_Written exercise_: Write out all of the entries exactly as given.

_Data supplied_:
==================================================

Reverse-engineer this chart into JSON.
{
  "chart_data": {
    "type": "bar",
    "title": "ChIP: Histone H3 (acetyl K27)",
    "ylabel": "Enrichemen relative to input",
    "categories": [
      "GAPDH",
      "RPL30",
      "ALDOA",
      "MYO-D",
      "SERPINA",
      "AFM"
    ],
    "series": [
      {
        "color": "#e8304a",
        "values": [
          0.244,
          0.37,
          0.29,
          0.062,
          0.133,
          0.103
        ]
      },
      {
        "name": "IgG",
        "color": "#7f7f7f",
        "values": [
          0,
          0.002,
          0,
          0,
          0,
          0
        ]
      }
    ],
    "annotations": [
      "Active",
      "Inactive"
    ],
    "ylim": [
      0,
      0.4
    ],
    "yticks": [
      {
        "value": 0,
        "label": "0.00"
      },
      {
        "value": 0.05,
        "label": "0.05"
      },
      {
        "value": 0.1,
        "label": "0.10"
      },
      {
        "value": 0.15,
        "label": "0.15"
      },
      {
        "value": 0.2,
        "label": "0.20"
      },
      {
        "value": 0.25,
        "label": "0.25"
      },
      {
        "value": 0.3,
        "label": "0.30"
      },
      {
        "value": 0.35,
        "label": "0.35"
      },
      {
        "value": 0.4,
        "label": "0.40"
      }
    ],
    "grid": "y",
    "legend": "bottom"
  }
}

==================================================

_Exercise solution_:
Reverse-engineer this chart into JSON.
{
  "chart_data": {
    "type": "bar",
    "title": "ChIP: Histone H3 (acetyl K27)",
    "ylabel": "Enrichemen relative to input",
    "categories": [
      "GAPDH",
      "RPL30",
      "ALDOA",
      "MYO-D",
      "SERPINA",
      "AFM"
    ],
    "series": [
      {
        "color": "#e8304a",
        "values": [
          0.244,
          0.37,
          0.29,
          0.062,
          0.133,
          0.103
        ]
      },
      {
        "name": "IgG",
        "color": "#7f7f7f",
        "values": [
          0,
          0.002,
          0,
          0,
          0,
          0
        ]
      }
    ],
    "annotations": [
      "Active",
      "Inactive"
    ],
    "ylim": [
      0,
      0.4
    ],
    "yticks": [
      {
        "value": 0,
        "label": "0.00"
      },
      {
        "value": 0.05,
        "label": "0.05"
      },
      {
        "value": 0.1,
        "label": "0.10"
      },
      {
        "value": 0.15,
        "label": "0.15"
      },
      {
        "value": 0.2,
        "label": "0.20"
      },
      {
        "value": 0.25,
        "label": "0.25"
      },
      {
        "value": 0.3,
        "label": "0.30"
      },
      {
        "value": 0.35,
        "label": "0.35"
      },
      {
        "value": 0.4,
        "label": "0.40"
      }
    ],
    "grid": "y",
    "legend": "bottom"
  }
}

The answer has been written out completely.